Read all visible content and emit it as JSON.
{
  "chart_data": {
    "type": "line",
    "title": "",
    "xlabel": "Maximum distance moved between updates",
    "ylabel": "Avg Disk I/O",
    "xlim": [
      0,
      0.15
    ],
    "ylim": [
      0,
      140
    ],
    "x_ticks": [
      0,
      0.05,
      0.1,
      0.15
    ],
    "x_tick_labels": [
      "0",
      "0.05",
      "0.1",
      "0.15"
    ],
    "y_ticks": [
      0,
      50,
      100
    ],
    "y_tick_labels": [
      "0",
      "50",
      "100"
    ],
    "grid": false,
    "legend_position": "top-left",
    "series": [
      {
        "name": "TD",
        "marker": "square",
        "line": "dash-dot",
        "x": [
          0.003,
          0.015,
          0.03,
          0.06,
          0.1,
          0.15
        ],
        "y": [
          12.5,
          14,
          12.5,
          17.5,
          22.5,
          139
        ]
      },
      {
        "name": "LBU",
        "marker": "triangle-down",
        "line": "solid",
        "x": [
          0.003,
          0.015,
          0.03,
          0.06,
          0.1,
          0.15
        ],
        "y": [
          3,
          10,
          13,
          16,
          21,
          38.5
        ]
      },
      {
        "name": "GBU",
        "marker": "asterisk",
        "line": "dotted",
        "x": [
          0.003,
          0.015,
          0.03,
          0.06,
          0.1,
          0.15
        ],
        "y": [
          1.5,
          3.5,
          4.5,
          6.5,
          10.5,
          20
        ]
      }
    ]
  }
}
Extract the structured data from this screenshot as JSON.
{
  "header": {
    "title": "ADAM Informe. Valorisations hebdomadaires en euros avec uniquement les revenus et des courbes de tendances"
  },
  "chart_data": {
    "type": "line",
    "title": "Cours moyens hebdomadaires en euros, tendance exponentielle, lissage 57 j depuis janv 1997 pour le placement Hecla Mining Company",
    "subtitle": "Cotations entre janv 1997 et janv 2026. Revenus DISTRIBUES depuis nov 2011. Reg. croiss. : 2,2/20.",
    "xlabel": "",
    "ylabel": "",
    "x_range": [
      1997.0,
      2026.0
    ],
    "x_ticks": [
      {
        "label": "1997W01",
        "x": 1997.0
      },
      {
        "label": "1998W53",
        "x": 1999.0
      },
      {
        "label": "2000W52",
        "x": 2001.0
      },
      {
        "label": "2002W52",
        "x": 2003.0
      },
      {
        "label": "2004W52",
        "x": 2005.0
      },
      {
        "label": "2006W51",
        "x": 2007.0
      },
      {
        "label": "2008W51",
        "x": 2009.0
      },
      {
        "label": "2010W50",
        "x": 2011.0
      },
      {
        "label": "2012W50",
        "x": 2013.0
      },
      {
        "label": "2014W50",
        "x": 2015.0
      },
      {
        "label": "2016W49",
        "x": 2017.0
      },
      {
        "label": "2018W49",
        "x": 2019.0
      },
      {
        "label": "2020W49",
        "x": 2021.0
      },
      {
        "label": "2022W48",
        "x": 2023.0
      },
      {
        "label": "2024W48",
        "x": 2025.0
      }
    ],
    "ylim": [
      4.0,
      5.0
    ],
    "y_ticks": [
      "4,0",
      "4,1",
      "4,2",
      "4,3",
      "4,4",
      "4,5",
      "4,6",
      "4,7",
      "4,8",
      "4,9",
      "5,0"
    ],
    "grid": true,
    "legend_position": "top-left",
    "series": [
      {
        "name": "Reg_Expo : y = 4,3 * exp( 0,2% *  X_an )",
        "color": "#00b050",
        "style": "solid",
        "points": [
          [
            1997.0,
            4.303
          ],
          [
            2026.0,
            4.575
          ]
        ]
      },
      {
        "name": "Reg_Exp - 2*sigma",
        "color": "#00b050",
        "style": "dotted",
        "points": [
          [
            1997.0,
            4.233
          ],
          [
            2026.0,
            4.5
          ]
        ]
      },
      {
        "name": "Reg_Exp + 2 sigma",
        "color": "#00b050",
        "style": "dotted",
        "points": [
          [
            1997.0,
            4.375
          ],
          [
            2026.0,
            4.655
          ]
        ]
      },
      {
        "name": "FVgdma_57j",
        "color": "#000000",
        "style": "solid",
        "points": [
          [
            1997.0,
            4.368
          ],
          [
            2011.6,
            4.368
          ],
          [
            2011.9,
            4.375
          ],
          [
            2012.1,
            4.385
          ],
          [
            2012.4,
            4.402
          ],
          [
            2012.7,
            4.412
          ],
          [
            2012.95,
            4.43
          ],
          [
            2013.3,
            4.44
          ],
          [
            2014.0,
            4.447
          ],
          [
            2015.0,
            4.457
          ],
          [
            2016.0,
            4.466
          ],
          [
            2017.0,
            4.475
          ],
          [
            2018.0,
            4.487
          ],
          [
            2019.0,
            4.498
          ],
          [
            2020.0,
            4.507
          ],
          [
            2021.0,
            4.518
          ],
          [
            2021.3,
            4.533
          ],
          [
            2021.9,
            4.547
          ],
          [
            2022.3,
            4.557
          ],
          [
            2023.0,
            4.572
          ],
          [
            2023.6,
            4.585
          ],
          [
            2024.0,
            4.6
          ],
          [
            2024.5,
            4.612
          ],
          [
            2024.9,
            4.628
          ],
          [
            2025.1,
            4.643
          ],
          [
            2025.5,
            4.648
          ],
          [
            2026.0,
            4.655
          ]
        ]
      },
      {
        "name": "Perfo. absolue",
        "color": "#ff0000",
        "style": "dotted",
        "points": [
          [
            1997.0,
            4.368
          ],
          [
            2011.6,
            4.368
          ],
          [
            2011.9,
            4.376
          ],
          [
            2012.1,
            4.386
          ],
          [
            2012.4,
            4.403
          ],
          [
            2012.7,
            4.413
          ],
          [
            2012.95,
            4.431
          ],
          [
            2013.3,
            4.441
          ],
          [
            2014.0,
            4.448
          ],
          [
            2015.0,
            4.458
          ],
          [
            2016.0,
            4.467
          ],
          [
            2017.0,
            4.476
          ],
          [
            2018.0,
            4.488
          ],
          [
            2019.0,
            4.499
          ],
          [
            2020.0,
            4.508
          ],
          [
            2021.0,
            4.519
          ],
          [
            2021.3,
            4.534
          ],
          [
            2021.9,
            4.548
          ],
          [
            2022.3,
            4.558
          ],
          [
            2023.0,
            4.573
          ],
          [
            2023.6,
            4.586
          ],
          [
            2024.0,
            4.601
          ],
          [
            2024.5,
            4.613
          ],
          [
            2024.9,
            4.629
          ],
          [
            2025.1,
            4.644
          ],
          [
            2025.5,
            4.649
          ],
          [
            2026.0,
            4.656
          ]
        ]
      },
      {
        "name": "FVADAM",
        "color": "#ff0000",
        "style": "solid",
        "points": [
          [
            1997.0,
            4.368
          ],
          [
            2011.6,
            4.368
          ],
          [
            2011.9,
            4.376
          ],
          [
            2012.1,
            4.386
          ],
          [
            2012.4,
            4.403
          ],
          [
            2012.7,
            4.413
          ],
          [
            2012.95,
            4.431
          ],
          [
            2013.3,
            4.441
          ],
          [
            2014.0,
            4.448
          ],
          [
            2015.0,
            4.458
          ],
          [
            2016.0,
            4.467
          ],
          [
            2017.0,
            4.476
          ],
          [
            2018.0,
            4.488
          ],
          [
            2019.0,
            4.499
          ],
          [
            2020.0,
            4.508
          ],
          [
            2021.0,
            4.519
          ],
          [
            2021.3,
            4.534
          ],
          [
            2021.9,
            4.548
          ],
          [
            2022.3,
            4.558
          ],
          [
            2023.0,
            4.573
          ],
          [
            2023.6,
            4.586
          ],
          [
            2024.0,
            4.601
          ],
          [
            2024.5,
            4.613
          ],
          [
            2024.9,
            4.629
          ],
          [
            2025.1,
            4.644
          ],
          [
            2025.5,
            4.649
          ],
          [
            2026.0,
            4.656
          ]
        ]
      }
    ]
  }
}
# # #
> **WORK INSTRUCTIONS**
Each record above should be restated word for word.

> **RIGHT ANSWER**
Read all visible content and emit it as JSON.
{
  "chart_data": {
    "type": "line",
    "title": "",
    "xlabel": "Maximum distance moved between updates",
    "ylabel": "Avg Disk I/O",
    "xlim": [
      0,
      0.15
    ],
    "ylim": [
      0,
      140
    ],
    "x_ticks": [
      0,
      0.05,
      0.1,
      0.15
    ],
    "x_tick_labels": [
      "0",
      "0.05",
      "0.1",
      "0.15"
    ],
    "y_ticks": [
      0,
      50,
      100
    ],
    "y_tick_labels": [
      "0",
      "50",
      "100"
    ],
    "grid": false,
    "legend_position": "top-left",
    "series": [
      {
        "name": "TD",
        "marker": "square",
        "line": "dash-dot",
        "x": [
          0.003,
          0.015,
          0.03,
          0.06,
          0.1,
          0.15
        ],
        "y": [
          12.5,
          14,
          12.5,
          17.5,
          22.5,
          139
        ]
      },
      {
        "name": "LBU",
        "marker": "triangle-down",
        "line": "solid",
        "x": [
          0.003,
          0.015,
          0.03,
          0.06,
          0.1,
          0.15
        ],
        "y": [
          3,
          10,
          13,
          16,
          21,
          38.5
        ]
      },
      {
        "name": "GBU",
        "marker": "asterisk",
        "line": "dotted",
        "x": [
          0.003,
          0.015,
          0.03,
          0.06,
          0.1,
          0.15
        ],
        "y": [
          1.5,
          3.5,
          4.5,
          6.5,
          10.5,
          20
        ]
      }
    ]
  }
}
Extract the structured data from this screenshot as JSON.
{
  "header": {
    "title": "ADAM Informe. Valorisations hebdomadaires en euros avec uniquement les revenus et des courbes de tendances"
  },
  "chart_data": {
    "type": "line",
    "title": "Cours moyens hebdomadaires en euros, tendance exponentielle, lissage 57 j depuis janv 1997 pour le placement Hecla Mining Company",
    "subtitle": "Cotations entre janv 1997 et janv 2026. Revenus DISTRIBUES depuis nov 2011. Reg. croiss. : 2,2/20.",
    "xlabel": "",
    "ylabel": "",
    "x_range": [
      1997.0,
      2026.0
    ],
    "x_ticks": [
      {
        "label": "1997W01",
        "x": 1997.0
      },
      {
        "label": "1998W53",
        "x": 1999.0
      },
      {
        "label": "2000W52",
        "x": 2001.0
      },
      {
        "label": "2002W52",
        "x": 2003.0
      },
      {
        "label": "2004W52",
        "x": 2005.0
      },
      {
        "label": "2006W51",
        "x": 2007.0
      },
      {
        "label": "2008W51",
        "x": 2009.0
      },
      {
        "label": "2010W50",
        "x": 2011.0
      },
      {
        "label": "2012W50",
        "x": 2013.0
      },
      {
        "label": "2014W50",
        "x": 2015.0
      },
      {
        "label": "2016W49",
        "x": 2017.0
      },
      {
        "label": "2018W49",
        "x": 2019.0
      },
      {
        "label": "2020W49",
        "x": 2021.0
      },
      {
        "label": "2022W48",
        "x": 2023.0
      },
      {
        "label": "2024W48",
        "x": 2025.0
      }
    ],
    "ylim": [
      4.0,
      5.0
    ],
    "y_ticks": [
      "4,0",
      "4,1",
      "4,2",
      "4,3",
      "4,4",
      "4,5",
      "4,6",
      "4,7",
      "4,8",
      "4,9",
      "5,0"
    ],
    "grid": true,
    "legend_position": "top-left",
    "series": [
      {
        "name": "Reg_Expo : y = 4,3 * exp( 0,2% *  X_an )",
        "color": "#00b050",
        "style": "solid",
        "points": [
          [
            1997.0,
            4.303
          ],
          [
            2026.0,
            4.575
          ]
        ]
      },
      {
        "name": "Reg_Exp - 2*sigma",
        "color": "#00b050",
        "style": "dotted",
        "points": [
          [
            1997.0,
            4.233
          ],
          [
            2026.0,
            4.5
          ]
        ]
      },
      {
        "name": "Reg_Exp + 2 sigma",
        "color": "#00b050",
        "style": "dotted",
        "points": [
          [
            1997.0,
            4.375
          ],
          [
            2026.0,
            4.655
          ]
        ]
      },
      {
        "name": "FVgdma_57j",
        "color": "#000000",
        "style": "solid",
        "points": [
          [
            1997.0,
            4.368
          ],
          [
            2011.6,
            4.368
          ],
          [
            2011.9,
            4.375
          ],
          [
            2012.1,
            4.385
          ],
          [
            2012.4,
            4.402
          ],
          [
            2012.7,
            4.412
          ],
          [
            2012.95,
            4.43
          ],
          [
            2013.3,
            4.44
          ],
          [
            2014.0,
            4.447
          ],
          [
            2015.0,
            4.457
          ],
          [
            2016.0,
            4.466
          ],
          [
            2017.0,
            4.475
          ],
          [
            2018.0,
            4.487
          ],
          [
            2019.0,
            4.498
          ],
          [
            2020.0,
            4.507
          ],
          [
            2021.0,
            4.518
          ],
          [
            2021.3,
            4.533
          ],
          [
            2021.9,
            4.547
          ],
          [
            2022.3,
            4.557
          ],
          [
            2023.0,
            4.572
          ],
          [
            2023.6,
            4.585
          ],
          [
            2024.0,
            4.6
          ],
          [
            2024.5,
            4.612
          ],
          [
            2024.9,
            4.628
          ],
          [
            2025.1,
            4.643
          ],
          [
            2025.5,
            4.648
          ],
          [
            2026.0,
            4.655
          ]
        ]
      },
      {
        "name": "Perfo. absolue",
        "color": "#ff0000",
        "style": "dotted",
        "points": [
          [
            1997.0,
            4.368
          ],
          [
            2011.6,
            4.368
          ],
          [
            2011.9,
            4.376
          ],
          [
            2012.1,
            4.386
          ],
          [
            2012.4,
            4.403
          ],
          [
            2012.7,
            4.413
          ],
          [
            2012.95,
            4.431
          ],
          [
            2013.3,
            4.441
          ],
          [
            2014.0,
            4.448
          ],
          [
            2015.0,
            4.458
          ],
          [
            2016.0,
            4.467
          ],
          [
            2017.0,
            4.476
          ],
          [
            2018.0,
            4.488
          ],
          [
            2019.0,
            4.499
          ],
          [
            2020.0,
            4.508
          ],
          [
            2021.0,
            4.519
          ],
          [
            2021.3,
            4.534
          ],
          [
            2021.9,
            4.548
          ],
          [
            2022.3,
            4.558
          ],
          [
            2023.0,
            4.573
          ],
          [
            2023.6,
            4.586
          ],
          [
            2024.0,
            4.601
          ],
          [
            2024.5,
            4.613
          ],
          [
            2024.9,
            4.629
          ],
          [
            2025.1,
            4.644
          ],
          [
            2025.5,
            4.649
          ],
          [
            2026.0,
            4.656
          ]
        ]
      },
      {
        "name": "FVADAM",
        "color": "#ff0000",
        "style": "solid",
        "points": [
          [
            1997.0,
            4.368
          ],
          [
            2011.6,
            4.368
          ],
          [
            2011.9,
            4.376
          ],
          [
            2012.1,
            4.386
          ],
          [
            2012.4,
            4.403
          ],
          [
            2012.7,
            4.413
          ],
          [
            2012.95,
            4.431
          ],
          [
            2013.3,
            4.441
          ],
          [
            2014.0,
            4.448
          ],
          [
            2015.0,
            4.458
          ],
          [
            2016.0,
            4.467
          ],
          [
            2017.0,
            4.476
          ],
          [
            2018.0,
            4.488
          ],
          [
            2019.0,
            4.499
          ],
          [
            2020.0,
            4.508
          ],
          [
            2021.0,
            4.519
          ],
          [
            2021.3,
            4.534
          ],
          [
            2021.9,
            4.548
          ],
          [
            2022.3,
            4.558
          ],
          [
            2023.0,
            4.573
          ],
          [
            2023.6,
            4.586
          ],
          [
            2024.0,
            4.601
          ],
          [
            2024.5,
            4.613
          ],
          [
            2024.9,
            4.629
          ],
          [
            2025.1,
            4.644
          ],
          [
            2025.5,
            4.649
          ],
          [
            2026.0,
            4.656
          ]
        ]
      }
    ]
  }
}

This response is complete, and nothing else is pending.